■ Required work: Find the lines that contain the word "Новое" and copy each one.

■ Exercise data:
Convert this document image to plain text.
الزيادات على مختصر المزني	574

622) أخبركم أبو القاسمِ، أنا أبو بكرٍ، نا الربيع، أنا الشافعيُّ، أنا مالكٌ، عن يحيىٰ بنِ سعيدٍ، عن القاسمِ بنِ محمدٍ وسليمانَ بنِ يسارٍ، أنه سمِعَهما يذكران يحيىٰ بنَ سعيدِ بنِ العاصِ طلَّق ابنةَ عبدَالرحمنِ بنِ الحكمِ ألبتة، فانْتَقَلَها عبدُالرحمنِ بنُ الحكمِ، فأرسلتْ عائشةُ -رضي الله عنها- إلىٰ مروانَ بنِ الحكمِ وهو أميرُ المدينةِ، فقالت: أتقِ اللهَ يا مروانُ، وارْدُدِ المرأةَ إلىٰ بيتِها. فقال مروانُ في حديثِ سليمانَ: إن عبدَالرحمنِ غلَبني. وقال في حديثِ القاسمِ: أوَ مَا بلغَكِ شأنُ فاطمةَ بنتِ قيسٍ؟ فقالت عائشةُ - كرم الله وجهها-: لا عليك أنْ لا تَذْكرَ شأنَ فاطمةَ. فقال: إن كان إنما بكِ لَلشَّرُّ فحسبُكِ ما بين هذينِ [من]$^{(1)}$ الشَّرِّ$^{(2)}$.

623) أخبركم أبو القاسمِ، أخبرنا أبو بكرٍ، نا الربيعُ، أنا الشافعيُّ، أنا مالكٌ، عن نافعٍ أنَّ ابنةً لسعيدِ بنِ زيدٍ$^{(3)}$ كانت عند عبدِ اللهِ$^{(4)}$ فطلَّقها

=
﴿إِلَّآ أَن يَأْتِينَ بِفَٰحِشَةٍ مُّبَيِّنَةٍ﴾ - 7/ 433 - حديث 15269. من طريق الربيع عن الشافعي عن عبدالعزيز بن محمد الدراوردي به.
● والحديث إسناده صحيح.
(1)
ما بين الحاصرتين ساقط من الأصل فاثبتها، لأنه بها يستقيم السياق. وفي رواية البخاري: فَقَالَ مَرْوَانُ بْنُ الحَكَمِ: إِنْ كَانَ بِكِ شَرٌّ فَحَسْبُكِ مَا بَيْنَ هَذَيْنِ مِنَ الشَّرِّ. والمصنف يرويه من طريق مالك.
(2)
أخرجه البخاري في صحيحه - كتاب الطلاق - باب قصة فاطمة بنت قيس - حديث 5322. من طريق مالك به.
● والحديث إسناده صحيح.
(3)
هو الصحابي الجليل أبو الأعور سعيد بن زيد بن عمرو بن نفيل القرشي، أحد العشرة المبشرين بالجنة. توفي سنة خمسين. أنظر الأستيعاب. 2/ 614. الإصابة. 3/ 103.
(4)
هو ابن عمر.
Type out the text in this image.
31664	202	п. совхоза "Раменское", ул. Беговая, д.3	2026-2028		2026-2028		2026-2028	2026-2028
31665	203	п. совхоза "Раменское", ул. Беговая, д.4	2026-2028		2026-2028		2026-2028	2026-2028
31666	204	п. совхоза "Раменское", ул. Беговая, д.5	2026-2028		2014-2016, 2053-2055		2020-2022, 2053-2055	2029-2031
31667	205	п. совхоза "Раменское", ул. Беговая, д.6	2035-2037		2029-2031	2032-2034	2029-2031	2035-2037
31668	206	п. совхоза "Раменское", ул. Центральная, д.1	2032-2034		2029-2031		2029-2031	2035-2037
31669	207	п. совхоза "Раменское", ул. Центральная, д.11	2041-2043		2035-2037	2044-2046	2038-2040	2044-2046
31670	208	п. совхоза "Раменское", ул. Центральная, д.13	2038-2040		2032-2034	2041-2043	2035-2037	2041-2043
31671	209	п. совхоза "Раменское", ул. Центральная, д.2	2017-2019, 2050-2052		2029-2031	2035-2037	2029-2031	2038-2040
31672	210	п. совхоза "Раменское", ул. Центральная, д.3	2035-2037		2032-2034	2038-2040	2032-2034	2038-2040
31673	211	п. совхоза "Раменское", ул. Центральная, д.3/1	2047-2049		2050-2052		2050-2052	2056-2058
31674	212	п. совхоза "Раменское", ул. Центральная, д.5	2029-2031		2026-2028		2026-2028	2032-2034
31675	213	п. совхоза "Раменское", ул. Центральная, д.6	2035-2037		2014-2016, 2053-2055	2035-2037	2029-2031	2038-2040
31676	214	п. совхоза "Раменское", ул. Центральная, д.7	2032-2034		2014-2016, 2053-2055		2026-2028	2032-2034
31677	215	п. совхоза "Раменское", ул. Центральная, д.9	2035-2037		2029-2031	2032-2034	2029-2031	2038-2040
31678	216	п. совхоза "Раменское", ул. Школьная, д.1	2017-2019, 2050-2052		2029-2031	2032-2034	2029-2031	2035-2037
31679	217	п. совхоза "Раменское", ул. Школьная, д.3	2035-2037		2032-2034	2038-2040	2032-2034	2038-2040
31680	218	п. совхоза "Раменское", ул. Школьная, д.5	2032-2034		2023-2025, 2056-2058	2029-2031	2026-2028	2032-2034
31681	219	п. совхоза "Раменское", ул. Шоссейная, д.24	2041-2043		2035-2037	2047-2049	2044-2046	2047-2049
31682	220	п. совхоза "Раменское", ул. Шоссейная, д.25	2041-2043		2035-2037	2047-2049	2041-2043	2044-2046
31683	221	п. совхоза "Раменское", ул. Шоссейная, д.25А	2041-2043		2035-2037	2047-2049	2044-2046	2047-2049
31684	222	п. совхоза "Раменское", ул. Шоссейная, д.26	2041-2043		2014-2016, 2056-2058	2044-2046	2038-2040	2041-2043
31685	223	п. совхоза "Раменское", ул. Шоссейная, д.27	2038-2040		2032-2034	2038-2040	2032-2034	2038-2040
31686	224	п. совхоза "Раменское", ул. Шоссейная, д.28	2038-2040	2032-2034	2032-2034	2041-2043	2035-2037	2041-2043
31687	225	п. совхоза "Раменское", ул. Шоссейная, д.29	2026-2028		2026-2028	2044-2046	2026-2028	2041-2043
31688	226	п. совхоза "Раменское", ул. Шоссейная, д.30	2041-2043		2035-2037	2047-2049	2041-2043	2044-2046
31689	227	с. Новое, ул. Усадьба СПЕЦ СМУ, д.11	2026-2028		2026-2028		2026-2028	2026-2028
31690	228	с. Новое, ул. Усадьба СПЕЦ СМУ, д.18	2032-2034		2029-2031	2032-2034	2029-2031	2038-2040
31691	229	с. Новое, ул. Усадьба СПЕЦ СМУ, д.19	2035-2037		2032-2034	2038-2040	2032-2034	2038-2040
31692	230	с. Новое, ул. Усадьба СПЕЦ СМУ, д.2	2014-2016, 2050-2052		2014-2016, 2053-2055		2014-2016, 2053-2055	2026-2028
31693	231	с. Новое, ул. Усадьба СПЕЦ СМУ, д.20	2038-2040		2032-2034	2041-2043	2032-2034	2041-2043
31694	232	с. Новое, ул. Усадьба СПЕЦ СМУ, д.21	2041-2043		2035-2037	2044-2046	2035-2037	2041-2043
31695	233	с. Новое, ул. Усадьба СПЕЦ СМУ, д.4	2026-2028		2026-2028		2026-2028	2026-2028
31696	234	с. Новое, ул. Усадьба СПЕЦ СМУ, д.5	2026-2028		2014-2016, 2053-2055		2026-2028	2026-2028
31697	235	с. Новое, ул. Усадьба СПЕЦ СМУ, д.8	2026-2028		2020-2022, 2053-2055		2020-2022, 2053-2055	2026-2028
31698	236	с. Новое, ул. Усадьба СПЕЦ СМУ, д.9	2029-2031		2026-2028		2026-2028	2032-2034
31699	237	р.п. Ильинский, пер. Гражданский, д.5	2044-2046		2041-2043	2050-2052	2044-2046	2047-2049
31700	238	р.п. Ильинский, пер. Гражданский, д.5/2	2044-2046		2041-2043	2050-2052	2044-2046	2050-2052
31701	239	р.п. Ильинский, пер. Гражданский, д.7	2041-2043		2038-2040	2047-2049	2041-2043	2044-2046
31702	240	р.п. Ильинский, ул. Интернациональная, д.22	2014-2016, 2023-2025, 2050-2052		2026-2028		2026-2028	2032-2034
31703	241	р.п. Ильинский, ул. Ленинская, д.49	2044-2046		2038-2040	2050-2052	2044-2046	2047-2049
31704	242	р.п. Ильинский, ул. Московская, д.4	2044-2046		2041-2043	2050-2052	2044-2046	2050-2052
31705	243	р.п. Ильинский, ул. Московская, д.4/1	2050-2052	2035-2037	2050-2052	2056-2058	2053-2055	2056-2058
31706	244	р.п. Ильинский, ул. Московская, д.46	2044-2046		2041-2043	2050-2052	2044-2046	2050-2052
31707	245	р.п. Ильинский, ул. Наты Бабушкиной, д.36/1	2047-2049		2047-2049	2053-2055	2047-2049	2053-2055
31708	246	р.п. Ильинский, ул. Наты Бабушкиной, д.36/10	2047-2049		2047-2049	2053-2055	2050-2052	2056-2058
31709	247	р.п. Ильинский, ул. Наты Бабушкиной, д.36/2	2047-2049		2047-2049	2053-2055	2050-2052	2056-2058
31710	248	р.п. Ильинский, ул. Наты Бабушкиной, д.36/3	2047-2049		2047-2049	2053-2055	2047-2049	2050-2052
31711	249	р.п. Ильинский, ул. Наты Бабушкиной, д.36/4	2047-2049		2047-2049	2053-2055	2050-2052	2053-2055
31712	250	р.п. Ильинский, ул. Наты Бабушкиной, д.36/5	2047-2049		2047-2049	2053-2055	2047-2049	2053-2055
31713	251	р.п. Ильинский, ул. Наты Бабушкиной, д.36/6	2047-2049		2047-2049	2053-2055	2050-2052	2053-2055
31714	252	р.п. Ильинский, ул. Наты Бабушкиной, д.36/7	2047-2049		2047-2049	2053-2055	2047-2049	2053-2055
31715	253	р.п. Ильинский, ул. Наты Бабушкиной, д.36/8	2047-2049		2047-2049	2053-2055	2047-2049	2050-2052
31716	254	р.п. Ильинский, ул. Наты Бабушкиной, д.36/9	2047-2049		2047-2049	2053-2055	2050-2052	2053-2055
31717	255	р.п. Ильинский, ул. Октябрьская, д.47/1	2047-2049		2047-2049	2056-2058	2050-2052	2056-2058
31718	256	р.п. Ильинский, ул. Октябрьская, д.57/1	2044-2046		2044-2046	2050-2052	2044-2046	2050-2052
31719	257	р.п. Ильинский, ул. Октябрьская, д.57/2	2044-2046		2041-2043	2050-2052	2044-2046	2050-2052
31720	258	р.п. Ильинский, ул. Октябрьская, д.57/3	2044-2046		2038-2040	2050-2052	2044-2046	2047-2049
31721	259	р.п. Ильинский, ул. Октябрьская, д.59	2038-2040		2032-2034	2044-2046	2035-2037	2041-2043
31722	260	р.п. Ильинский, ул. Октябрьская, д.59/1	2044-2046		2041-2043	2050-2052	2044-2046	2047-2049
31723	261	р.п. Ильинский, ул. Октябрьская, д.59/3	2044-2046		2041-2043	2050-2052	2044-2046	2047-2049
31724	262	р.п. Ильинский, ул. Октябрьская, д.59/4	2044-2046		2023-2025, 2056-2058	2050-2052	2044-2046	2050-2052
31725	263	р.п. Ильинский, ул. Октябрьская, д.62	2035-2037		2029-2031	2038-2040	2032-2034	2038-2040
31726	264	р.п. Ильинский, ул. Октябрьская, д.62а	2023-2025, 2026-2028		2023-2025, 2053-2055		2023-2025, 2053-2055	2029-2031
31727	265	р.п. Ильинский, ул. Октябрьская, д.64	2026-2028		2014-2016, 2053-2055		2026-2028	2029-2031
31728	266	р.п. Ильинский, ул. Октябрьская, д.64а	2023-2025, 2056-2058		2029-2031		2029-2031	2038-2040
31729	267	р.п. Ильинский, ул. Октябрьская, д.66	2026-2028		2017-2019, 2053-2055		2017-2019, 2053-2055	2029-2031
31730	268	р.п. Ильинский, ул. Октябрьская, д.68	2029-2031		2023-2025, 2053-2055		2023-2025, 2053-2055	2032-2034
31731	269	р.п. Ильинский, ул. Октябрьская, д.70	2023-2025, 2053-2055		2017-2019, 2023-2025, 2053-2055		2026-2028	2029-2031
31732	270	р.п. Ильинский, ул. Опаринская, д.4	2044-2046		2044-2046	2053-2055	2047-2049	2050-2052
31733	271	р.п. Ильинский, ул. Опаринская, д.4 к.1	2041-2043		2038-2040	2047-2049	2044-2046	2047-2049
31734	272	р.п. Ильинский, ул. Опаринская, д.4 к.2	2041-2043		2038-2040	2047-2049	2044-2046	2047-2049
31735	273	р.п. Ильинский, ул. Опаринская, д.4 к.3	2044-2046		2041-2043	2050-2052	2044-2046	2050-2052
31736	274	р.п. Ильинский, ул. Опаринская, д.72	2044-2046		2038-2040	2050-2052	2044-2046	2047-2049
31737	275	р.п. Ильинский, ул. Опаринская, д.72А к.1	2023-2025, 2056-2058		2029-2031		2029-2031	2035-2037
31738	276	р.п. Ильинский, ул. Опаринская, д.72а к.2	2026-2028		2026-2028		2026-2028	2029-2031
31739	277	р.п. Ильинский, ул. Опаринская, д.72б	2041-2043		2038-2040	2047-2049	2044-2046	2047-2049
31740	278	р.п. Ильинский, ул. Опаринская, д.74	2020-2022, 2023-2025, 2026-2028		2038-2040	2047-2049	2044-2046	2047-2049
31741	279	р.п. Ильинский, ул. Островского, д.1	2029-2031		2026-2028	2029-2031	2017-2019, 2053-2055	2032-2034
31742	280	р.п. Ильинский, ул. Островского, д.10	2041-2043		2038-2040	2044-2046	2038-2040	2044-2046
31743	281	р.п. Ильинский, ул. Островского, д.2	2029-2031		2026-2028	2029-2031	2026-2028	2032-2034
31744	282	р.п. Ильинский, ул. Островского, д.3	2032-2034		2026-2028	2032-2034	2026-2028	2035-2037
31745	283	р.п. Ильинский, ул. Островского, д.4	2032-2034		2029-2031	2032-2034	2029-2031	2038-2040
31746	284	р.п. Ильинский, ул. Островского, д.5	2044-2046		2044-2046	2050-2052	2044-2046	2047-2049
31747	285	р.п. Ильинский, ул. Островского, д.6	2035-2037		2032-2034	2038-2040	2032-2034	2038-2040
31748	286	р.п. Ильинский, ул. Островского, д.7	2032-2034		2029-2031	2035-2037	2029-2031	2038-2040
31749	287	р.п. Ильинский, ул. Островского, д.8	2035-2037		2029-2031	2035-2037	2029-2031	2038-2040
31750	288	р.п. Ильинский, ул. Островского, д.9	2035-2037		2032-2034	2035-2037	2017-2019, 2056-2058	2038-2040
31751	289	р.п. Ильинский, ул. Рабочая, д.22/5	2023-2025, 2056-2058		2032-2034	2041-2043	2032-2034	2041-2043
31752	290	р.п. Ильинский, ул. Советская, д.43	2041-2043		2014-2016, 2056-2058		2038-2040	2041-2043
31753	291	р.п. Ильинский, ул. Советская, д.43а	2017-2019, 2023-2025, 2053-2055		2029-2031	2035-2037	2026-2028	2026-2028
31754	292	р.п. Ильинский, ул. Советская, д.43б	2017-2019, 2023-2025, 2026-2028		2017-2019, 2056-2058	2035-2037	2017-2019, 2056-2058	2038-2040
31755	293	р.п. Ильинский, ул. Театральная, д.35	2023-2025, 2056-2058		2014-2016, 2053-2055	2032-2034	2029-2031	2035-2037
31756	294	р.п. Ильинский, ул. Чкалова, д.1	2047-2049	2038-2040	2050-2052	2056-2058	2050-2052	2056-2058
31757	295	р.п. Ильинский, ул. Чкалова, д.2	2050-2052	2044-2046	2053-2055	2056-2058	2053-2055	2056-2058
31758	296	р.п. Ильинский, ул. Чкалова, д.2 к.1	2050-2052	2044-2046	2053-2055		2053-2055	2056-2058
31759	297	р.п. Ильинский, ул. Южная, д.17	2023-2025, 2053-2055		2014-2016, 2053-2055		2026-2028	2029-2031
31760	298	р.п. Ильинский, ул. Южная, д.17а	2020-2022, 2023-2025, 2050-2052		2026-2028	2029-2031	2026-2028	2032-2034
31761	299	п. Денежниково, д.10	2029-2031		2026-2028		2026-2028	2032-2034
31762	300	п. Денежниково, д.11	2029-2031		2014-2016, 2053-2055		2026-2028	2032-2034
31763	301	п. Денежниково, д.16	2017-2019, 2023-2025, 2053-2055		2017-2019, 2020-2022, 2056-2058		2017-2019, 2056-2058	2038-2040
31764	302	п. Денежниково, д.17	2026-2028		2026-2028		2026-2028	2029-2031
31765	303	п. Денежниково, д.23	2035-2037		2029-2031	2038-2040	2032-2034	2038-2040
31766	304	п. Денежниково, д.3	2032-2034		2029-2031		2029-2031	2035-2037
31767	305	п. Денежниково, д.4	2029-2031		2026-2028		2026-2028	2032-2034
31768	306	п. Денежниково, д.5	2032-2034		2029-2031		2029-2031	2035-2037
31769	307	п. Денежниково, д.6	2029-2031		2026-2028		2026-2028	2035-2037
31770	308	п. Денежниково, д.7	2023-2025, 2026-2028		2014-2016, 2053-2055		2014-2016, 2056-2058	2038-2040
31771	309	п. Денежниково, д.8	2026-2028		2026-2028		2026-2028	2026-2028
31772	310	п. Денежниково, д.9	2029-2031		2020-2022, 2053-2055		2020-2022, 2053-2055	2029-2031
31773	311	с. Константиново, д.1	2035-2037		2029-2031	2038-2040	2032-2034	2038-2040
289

■ Task response:
31689	227	с. Новое, ул. Усадьба СПЕЦ СМУ, д.11	2026-2028		2026-2028		2026-2028	2026-2028
31690	228	с. Новое, ул. Усадьба СПЕЦ СМУ, д.18	2032-2034		2029-2031	2032-2034	2029-2031	2038-2040
31691	229	с. Новое, ул. Усадьба СПЕЦ СМУ, д.19	2035-2037		2032-2034	2038-2040	2032-2034	2038-2040
31692	230	с. Новое, ул. Усадьба СПЕЦ СМУ, д.2	2014-2016, 2050-2052		2014-2016, 2053-2055		2014-2016, 2053-2055	2026-2028
31693	231	с. Новое, ул. Усадьба СПЕЦ СМУ, д.20	2038-2040		2032-2034	2041-2043	2032-2034	2041-2043
31694	232	с. Новое, ул. Усадьба СПЕЦ СМУ, д.21	2041-2043		2035-2037	2044-2046	2035-2037	2041-2043
31695	233	с. Новое, ул. Усадьба СПЕЦ СМУ, д.4	2026-2028		2026-2028		2026-2028	2026-2028
31696	234	с. Новое, ул. Усадьба СПЕЦ СМУ, д.5	2026-2028		2014-2016, 2053-2055		2026-2028	2026-2028
31697	235	с. Новое, ул. Усадьба СПЕЦ СМУ, д.8	2026-2028		2020-2022, 2053-2055		2020-2022, 2053-2055	2026-2028
31698	236	с. Новое, ул. Усадьба СПЕЦ СМУ, д.9	2029-2031		2026-2028		2026-2028	2032-2034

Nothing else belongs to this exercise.